▶ _Your goal_: Your task is to repeat the lines below exactly, excluding any pictures they contain.

▶ _Figure dataset records_:
--*--

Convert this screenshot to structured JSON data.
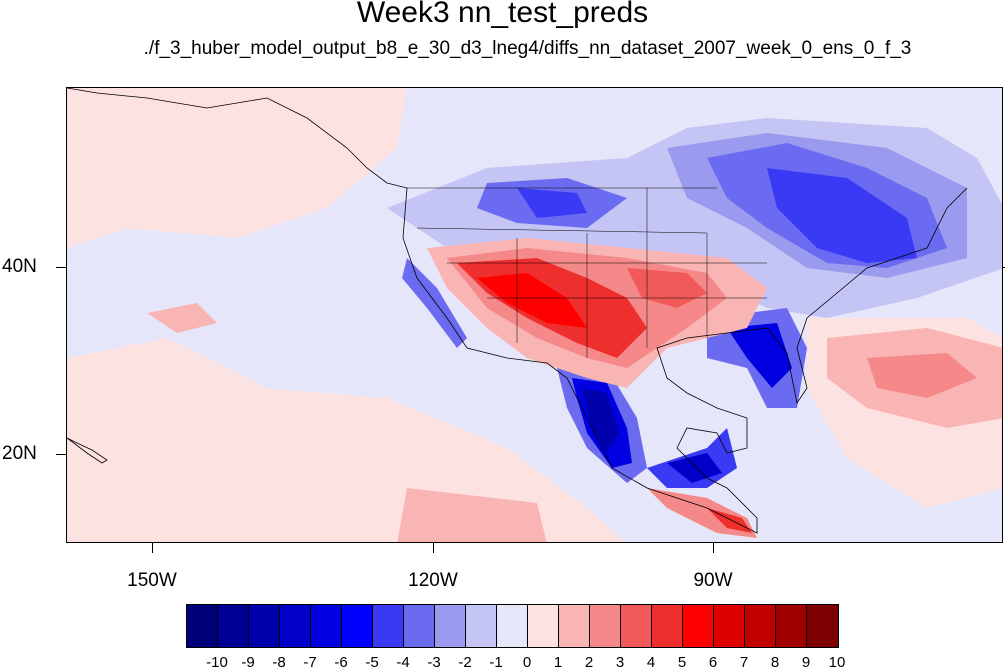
{
  "title": "Week3 nn_test_preds",
  "subtitle": "./f_3_huber_model_output_b8_e_30_d3_lneg4/diffs_nn_dataset_2007_week_0_ens_0_f_3",
  "lat_labels": [
    "40N",
    "20N"
  ],
  "lon_labels": [
    "150W",
    "120W",
    "90W"
  ],
  "colorbar": {
    "labels": [
      "-10",
      "-9",
      "-8",
      "-7",
      "-6",
      "-5",
      "-4",
      "-3",
      "-2",
      "-1",
      "0",
      "1",
      "2",
      "3",
      "4",
      "5",
      "6",
      "7",
      "8",
      "9",
      "10"
    ],
    "colors": [
      "#00007a",
      "#000094",
      "#0000ad",
      "#0000c8",
      "#0000e0",
      "#0000ff",
      "#3a3af5",
      "#6b6bf2",
      "#9a9aee",
      "#c4c4f5",
      "#e6e6fa",
      "#fde2e2",
      "#f9b4b4",
      "#f58888",
      "#f25a5a",
      "#ef2e2e",
      "#ff0000",
      "#df0000",
      "#c20000",
      "#a20000",
      "#7e0000"
    ]
  },
  "map": {
    "background_color": "#e6e6fa",
    "land_outline_color": "#000000"
  }
}
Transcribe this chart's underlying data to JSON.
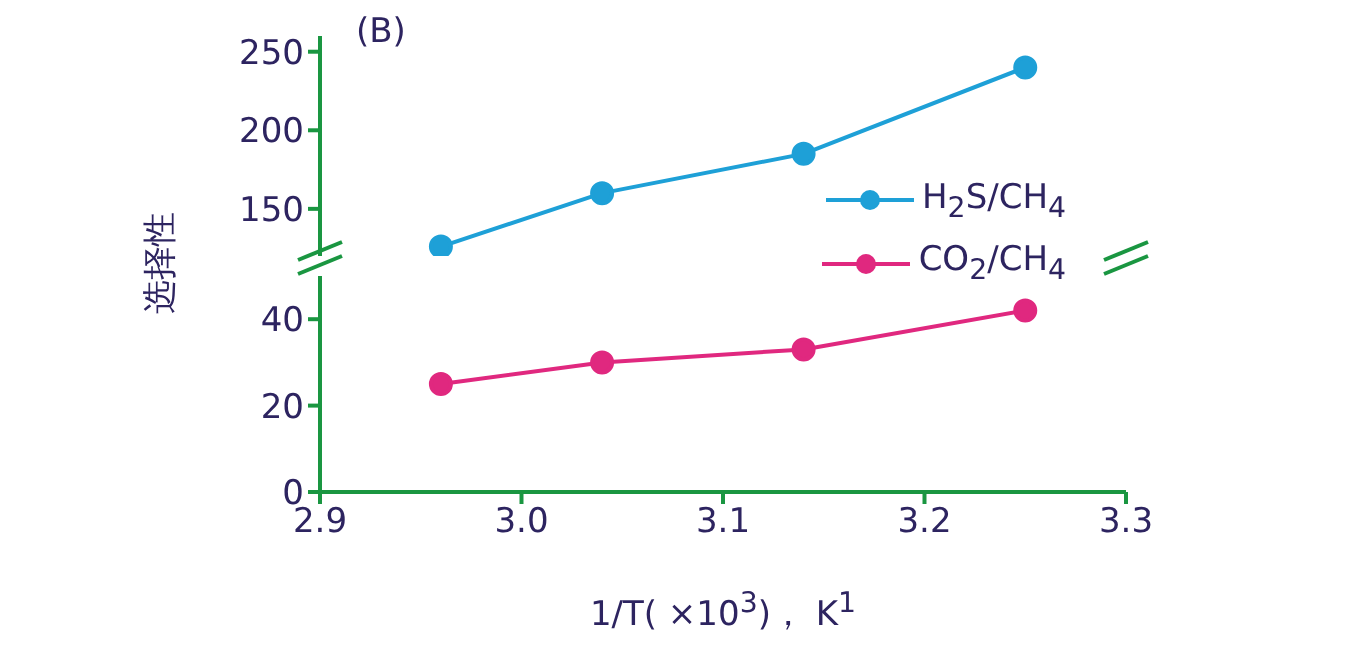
{
  "chart_data": [
    {
      "type": "line",
      "annotations": [
        "(B)"
      ],
      "ylabel": "选择性",
      "xlim": [
        2.9,
        3.3
      ],
      "ylim": [
        120,
        260
      ],
      "yticks": [
        150,
        200,
        250
      ],
      "tick_labels": "y",
      "marker": "circle",
      "line_style": "solid",
      "legend": "bottom right",
      "x": [
        2.96,
        3.04,
        3.14,
        3.25
      ],
      "series": [
        {
          "name": "H$_{2}$S/CH$_{4}$",
          "color": "#1ea0d7",
          "values": [
            126,
            160,
            185,
            240
          ]
        }
      ]
    },
    {
      "type": "line",
      "xlabel": "1/T(  ×10$^{3}$)，  K$^{1}$",
      "xlim": [
        2.9,
        3.3
      ],
      "xticks": [
        2.9,
        {
          "value": 3,
          "label": "3.0"
        },
        3.1,
        3.2,
        3.3
      ],
      "ylim": [
        0,
        50
      ],
      "yticks": [
        0,
        20,
        40
      ],
      "marker": "circle",
      "line_style": "solid",
      "legend": "top right",
      "x": [
        2.96,
        3.04,
        3.14,
        3.25
      ],
      "series": [
        {
          "name": "CO$_{2}$/CH$_{4}$",
          "color": "#e0287f",
          "values": [
            25,
            30,
            33,
            42
          ]
        }
      ]
    }
  ]
}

--*--

▶ _The reply_:
Convert this screenshot to structured JSON data.
{
  "title": "Week3 nn_test_preds",
  "subtitle": "./f_3_huber_model_output_b8_e_30_d3_lneg4/diffs_nn_dataset_2007_week_0_ens_0_f_3",
  "lat_labels": [
    "40N",
    "20N"
  ],
  "lon_labels": [
    "150W",
    "120W",
    "90W"
  ],
  "colorbar": {
    "labels": [
      "-10",
      "-9",
      "-8",
      "-7",
      "-6",
      "-5",
      "-4",
      "-3",
      "-2",
      "-1",
      "0",
      "1",
      "2",
      "3",
      "4",
      "5",
      "6",
      "7",
      "8",
      "9",
      "10"
    ],
    "colors": [
      "#00007a",
      "#000094",
      "#0000ad",
      "#0000c8",
      "#0000e0",
      "#0000ff",
      "#3a3af5",
      "#6b6bf2",
      "#9a9aee",
      "#c4c4f5",
      "#e6e6fa",
      "#fde2e2",
      "#f9b4b4",
      "#f58888",
      "#f25a5a",
      "#ef2e2e",
      "#ff0000",
      "#df0000",
      "#c20000",
      "#a20000",
      "#7e0000"
    ]
  },
  "map": {
    "background_color": "#e6e6fa",
    "land_outline_color": "#000000"
  }
}
Transcribe this chart's underlying data to JSON.
{
  "chart_data": [
    {
      "type": "line",
      "annotations": [
        "(B)"
      ],
      "ylabel": "选择性",
      "xlim": [
        2.9,
        3.3
      ],
      "ylim": [
        120,
        260
      ],
      "yticks": [
        150,
        200,
        250
      ],
      "tick_labels": "y",
      "marker": "circle",
      "line_style": "solid",
      "legend": "bottom right",
      "x": [
        2.96,
        3.04,
        3.14,
        3.25
      ],
      "series": [
        {
          "name": "H$_{2}$S/CH$_{4}$",
          "color": "#1ea0d7",
          "values": [
            126,
            160,
            185,
            240
          ]
        }
      ]
    },
    {
      "type": "line",
      "xlabel": "1/T(  ×10$^{3}$)，  K$^{1}$",
      "xlim": [
        2.9,
        3.3
      ],
      "xticks": [
        2.9,
        {
          "value": 3,
          "label": "3.0"
        },
        3.1,
        3.2,
        3.3
      ],
      "ylim": [
        0,
        50
      ],
      "yticks": [
        0,
        20,
        40
      ],
      "marker": "circle",
      "line_style": "solid",
      "legend": "top right",
      "x": [
        2.96,
        3.04,
        3.14,
        3.25
      ],
      "series": [
        {
          "name": "CO$_{2}$/CH$_{4}$",
          "color": "#e0287f",
          "values": [
            25,
            30,
            33,
            42
          ]
        }
      ]
    }
  ]
}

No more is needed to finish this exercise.